* _Exercise directions_: Gather each line in the entries that includes the string "JSON".

Extracted records:
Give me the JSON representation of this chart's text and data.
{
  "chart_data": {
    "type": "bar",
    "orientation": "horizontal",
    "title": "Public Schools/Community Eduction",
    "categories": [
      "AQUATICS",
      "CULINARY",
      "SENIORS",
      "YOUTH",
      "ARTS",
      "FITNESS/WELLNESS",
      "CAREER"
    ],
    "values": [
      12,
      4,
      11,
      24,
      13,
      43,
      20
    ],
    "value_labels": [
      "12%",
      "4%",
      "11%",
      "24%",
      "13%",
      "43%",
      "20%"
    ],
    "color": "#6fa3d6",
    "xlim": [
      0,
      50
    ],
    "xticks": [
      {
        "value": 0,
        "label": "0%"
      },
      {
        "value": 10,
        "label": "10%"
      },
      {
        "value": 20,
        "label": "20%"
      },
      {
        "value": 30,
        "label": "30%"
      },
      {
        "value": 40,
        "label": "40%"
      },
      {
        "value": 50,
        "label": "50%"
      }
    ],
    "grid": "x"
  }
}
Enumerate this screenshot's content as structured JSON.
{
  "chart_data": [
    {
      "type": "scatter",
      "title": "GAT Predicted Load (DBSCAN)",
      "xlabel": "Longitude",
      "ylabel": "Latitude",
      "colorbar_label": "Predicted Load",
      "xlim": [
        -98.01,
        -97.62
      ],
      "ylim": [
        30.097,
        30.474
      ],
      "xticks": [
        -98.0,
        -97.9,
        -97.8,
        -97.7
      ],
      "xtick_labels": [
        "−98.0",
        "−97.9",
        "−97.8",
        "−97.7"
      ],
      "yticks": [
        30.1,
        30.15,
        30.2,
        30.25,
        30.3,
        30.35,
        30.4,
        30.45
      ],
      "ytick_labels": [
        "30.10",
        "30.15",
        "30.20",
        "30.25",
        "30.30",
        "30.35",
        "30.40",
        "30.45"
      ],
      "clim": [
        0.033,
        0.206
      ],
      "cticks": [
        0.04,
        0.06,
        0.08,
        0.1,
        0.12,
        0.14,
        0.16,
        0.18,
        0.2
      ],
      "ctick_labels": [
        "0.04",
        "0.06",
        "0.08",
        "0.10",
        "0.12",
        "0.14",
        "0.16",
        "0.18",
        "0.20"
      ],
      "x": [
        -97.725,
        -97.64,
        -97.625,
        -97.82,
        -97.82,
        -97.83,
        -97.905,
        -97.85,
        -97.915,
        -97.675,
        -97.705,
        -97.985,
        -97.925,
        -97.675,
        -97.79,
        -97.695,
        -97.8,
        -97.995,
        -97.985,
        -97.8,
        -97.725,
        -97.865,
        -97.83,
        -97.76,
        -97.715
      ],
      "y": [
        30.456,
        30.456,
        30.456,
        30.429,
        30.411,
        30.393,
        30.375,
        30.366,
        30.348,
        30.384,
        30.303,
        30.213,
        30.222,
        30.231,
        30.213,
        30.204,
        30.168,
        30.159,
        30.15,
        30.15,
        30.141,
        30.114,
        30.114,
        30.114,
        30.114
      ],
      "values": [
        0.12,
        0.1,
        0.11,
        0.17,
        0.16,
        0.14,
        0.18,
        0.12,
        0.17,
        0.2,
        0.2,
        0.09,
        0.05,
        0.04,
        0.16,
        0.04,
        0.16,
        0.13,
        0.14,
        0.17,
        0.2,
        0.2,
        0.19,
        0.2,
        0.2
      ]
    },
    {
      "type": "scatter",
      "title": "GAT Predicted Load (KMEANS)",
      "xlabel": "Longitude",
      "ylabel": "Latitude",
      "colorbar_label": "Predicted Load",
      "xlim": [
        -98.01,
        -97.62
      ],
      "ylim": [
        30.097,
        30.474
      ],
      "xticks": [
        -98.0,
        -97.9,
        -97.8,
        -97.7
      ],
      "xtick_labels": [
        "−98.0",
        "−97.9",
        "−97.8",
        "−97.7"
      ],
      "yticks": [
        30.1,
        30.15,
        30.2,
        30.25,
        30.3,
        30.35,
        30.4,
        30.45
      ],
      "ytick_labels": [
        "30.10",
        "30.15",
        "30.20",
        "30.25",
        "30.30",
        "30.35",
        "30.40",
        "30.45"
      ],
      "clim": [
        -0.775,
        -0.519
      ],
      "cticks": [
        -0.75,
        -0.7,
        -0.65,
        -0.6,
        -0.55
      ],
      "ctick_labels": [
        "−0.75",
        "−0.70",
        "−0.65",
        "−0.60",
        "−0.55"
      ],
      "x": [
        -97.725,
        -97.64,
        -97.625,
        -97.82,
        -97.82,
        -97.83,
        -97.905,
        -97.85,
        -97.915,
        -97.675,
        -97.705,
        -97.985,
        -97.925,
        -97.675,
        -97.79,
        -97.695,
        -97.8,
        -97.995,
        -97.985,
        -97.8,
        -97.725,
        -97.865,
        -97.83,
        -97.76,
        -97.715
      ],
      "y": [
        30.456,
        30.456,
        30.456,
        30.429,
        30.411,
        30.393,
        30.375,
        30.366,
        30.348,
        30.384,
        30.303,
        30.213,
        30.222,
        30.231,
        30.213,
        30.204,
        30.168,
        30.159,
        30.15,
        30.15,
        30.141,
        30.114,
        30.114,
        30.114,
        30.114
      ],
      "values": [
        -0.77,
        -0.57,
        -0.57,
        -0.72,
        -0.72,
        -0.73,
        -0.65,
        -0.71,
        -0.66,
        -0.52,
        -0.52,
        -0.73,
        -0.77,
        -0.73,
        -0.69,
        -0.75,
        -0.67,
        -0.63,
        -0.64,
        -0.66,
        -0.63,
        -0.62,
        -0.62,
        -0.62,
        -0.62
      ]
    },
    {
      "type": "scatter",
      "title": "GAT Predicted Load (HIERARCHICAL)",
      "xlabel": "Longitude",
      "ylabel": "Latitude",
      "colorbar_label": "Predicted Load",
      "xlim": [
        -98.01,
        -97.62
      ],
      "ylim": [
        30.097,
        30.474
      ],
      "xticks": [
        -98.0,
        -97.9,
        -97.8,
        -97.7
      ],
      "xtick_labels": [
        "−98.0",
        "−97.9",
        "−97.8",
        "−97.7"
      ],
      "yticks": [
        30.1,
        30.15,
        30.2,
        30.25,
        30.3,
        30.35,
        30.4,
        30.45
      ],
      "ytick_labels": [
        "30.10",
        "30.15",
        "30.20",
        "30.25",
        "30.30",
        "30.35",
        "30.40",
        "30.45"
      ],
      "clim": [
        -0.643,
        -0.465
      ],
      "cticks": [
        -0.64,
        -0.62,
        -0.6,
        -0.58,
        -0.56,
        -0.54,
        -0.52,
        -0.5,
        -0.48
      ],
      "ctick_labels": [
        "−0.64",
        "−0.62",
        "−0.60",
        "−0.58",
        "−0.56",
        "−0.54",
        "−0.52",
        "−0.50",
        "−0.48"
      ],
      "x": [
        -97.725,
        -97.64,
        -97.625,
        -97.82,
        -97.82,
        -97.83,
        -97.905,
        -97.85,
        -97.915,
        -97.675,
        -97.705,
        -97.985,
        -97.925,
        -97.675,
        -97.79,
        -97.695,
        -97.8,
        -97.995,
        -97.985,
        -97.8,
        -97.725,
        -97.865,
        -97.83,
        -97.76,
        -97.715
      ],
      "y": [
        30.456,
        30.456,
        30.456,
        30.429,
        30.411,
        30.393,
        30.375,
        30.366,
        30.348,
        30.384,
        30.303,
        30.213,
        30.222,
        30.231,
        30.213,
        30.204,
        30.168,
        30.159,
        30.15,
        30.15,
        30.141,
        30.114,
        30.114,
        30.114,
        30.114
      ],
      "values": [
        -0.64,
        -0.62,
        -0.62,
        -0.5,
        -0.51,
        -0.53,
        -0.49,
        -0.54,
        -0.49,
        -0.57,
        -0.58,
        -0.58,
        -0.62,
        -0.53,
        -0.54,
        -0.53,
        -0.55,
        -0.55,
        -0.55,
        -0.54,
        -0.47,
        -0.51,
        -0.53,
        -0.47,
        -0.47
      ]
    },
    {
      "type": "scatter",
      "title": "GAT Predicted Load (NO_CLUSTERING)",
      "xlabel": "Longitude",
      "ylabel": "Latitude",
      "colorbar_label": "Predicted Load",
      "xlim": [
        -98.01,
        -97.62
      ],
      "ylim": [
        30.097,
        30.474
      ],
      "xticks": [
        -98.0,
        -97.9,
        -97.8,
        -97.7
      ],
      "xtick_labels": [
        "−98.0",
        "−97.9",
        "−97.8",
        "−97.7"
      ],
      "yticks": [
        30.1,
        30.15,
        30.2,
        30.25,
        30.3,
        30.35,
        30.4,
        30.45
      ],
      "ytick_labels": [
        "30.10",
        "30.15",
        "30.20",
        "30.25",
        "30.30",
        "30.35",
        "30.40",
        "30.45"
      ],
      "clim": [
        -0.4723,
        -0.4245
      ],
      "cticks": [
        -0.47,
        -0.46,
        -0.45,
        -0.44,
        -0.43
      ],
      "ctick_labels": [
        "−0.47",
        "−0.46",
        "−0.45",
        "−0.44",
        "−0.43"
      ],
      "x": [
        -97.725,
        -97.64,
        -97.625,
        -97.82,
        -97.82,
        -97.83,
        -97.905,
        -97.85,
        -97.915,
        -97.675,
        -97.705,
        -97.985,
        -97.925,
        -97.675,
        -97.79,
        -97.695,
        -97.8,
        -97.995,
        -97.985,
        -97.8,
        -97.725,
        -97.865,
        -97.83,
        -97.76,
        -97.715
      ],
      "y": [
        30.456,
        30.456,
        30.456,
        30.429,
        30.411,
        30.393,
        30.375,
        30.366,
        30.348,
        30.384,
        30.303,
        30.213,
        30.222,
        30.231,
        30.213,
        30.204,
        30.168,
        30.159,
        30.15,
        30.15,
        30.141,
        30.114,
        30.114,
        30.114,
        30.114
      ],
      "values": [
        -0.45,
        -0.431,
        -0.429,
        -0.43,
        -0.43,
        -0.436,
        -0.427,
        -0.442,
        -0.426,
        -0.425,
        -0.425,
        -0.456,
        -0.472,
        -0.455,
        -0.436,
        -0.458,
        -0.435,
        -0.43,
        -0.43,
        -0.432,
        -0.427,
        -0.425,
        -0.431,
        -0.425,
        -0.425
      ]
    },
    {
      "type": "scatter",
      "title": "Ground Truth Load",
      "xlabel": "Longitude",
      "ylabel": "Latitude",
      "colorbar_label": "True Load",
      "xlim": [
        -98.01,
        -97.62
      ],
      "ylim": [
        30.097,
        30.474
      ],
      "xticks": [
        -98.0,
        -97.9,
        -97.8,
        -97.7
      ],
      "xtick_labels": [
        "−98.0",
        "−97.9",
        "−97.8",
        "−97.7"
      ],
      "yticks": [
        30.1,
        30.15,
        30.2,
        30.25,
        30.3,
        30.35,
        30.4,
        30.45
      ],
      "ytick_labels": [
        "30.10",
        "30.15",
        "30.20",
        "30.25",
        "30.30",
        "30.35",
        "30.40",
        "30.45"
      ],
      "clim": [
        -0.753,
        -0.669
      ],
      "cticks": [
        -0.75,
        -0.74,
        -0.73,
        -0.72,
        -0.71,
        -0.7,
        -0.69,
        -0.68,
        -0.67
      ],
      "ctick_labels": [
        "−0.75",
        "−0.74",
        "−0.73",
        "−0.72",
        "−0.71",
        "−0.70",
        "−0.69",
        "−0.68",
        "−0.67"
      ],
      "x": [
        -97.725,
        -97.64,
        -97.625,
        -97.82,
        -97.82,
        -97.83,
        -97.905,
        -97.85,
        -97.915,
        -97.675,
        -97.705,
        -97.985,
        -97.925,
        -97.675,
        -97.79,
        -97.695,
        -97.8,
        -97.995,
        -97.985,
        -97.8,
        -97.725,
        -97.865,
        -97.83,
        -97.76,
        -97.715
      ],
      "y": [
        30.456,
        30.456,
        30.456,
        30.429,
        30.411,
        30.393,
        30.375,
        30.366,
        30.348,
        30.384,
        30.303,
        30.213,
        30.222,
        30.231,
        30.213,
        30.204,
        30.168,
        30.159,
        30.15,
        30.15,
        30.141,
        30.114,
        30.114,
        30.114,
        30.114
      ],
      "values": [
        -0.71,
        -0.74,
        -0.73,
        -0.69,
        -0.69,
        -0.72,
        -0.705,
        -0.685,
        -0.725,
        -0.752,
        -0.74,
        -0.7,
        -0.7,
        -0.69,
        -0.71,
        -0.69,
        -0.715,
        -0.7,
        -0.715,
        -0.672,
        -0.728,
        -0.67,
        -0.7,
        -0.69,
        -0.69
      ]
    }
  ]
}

* _Solution_:
Give me the JSON representation of this chart's text and data.
Enumerate this screenshot's content as structured JSON.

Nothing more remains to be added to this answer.